## Written task
Sift the listing for lines that hold the string "flexure" and pull them out.

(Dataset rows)
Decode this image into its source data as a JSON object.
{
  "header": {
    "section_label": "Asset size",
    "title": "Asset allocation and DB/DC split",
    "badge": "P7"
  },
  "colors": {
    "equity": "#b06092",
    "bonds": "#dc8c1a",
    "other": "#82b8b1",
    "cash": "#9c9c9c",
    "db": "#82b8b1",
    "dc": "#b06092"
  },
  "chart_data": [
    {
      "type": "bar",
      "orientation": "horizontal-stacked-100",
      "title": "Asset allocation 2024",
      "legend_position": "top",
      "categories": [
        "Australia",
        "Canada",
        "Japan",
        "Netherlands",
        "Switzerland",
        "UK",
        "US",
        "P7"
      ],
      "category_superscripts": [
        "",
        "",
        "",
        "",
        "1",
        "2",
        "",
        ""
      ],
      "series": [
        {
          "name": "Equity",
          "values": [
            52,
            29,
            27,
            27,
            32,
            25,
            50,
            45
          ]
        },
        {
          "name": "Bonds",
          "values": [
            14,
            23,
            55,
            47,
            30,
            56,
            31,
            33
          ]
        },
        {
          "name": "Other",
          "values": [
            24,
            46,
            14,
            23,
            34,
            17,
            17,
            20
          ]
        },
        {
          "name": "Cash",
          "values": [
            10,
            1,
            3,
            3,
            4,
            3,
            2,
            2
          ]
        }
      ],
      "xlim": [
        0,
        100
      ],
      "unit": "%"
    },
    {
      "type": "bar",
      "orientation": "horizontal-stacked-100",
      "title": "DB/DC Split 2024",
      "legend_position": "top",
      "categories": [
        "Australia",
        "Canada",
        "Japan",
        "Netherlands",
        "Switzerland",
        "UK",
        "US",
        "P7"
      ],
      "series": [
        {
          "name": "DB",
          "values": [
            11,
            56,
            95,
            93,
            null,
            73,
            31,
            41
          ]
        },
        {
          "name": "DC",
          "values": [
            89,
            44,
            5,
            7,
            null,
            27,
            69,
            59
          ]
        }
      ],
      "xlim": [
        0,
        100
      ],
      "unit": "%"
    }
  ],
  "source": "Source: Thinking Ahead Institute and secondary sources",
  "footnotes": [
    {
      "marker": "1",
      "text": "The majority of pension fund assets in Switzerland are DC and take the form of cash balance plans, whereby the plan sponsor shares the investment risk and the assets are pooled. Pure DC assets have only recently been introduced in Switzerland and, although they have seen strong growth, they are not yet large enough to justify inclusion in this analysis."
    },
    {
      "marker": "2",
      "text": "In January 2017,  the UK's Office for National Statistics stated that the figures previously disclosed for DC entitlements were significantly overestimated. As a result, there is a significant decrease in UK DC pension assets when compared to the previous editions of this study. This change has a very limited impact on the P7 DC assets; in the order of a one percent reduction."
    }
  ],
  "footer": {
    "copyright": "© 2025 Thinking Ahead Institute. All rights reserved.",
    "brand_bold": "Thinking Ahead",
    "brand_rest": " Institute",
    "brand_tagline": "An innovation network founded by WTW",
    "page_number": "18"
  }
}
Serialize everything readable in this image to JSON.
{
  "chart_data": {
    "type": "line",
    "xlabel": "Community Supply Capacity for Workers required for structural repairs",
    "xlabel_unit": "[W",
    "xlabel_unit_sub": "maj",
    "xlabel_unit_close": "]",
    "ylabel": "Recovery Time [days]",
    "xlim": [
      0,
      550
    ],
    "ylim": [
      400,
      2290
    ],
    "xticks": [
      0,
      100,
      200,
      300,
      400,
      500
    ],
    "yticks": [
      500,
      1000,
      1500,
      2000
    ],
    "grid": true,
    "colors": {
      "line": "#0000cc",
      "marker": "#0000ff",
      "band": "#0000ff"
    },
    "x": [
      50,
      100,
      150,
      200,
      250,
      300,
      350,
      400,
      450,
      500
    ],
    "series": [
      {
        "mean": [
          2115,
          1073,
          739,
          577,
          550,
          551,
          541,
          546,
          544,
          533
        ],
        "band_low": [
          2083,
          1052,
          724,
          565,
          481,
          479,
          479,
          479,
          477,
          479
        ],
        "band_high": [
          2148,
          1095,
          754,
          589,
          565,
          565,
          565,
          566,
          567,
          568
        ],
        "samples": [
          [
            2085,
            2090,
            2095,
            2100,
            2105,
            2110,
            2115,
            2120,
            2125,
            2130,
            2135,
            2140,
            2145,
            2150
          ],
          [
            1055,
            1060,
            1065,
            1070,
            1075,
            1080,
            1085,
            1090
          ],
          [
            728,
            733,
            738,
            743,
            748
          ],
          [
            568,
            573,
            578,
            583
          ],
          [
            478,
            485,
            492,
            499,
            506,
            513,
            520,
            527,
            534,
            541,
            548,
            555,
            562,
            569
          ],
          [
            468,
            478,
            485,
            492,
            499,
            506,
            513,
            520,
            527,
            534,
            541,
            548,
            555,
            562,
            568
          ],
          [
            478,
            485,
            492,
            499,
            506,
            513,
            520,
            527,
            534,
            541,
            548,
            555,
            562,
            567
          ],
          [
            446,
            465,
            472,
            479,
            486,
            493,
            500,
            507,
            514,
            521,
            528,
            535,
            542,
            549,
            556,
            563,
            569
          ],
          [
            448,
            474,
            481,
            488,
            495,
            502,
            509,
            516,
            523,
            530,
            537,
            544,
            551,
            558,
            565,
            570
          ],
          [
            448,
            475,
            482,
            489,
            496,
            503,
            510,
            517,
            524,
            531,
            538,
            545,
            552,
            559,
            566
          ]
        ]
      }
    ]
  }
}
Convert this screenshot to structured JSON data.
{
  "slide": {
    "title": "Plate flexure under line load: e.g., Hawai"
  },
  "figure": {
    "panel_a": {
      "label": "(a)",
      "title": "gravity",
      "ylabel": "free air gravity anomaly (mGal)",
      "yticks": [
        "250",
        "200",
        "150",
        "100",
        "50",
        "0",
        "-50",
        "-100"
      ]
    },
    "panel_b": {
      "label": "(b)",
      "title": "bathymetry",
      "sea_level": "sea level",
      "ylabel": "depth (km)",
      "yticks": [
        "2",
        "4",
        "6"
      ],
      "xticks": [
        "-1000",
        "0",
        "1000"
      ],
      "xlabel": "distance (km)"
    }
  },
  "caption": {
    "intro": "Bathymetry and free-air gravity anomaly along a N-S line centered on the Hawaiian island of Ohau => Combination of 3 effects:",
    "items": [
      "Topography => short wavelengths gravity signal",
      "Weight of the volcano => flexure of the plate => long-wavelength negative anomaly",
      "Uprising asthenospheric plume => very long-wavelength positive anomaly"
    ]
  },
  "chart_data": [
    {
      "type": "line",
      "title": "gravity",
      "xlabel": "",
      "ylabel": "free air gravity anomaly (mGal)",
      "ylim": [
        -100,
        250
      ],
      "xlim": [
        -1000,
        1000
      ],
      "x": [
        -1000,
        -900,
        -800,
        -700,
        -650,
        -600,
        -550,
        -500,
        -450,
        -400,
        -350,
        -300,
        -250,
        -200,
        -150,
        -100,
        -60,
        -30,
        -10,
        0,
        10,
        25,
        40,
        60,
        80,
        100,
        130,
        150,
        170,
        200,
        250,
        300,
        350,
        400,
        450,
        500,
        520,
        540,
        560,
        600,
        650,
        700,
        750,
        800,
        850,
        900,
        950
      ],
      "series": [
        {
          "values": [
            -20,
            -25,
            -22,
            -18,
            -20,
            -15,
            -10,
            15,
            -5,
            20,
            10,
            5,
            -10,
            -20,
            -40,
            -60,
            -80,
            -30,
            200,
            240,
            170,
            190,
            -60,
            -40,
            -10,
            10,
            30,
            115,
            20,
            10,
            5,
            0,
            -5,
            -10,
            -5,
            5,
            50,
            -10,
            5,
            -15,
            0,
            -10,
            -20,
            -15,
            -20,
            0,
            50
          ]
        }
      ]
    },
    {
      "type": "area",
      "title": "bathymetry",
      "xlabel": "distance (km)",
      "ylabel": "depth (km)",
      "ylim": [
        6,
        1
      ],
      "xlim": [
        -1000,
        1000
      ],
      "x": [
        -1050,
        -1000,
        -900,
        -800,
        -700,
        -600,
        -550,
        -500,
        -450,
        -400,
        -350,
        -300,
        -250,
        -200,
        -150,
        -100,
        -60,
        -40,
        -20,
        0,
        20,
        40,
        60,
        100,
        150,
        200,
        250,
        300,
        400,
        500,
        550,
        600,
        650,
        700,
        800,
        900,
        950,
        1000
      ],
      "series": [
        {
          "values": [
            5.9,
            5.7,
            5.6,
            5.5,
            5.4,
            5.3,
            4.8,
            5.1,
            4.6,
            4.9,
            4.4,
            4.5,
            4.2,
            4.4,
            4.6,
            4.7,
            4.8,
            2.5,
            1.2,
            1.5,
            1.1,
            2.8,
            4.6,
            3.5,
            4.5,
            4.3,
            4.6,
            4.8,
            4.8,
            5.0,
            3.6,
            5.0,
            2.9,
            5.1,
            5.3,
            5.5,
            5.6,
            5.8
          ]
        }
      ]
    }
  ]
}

## Solution for this problem
    "title": "Plate flexure under line load: e.g., Hawai"
      "Weight of the volcano => flexure of the plate => long-wavelength negative anomaly",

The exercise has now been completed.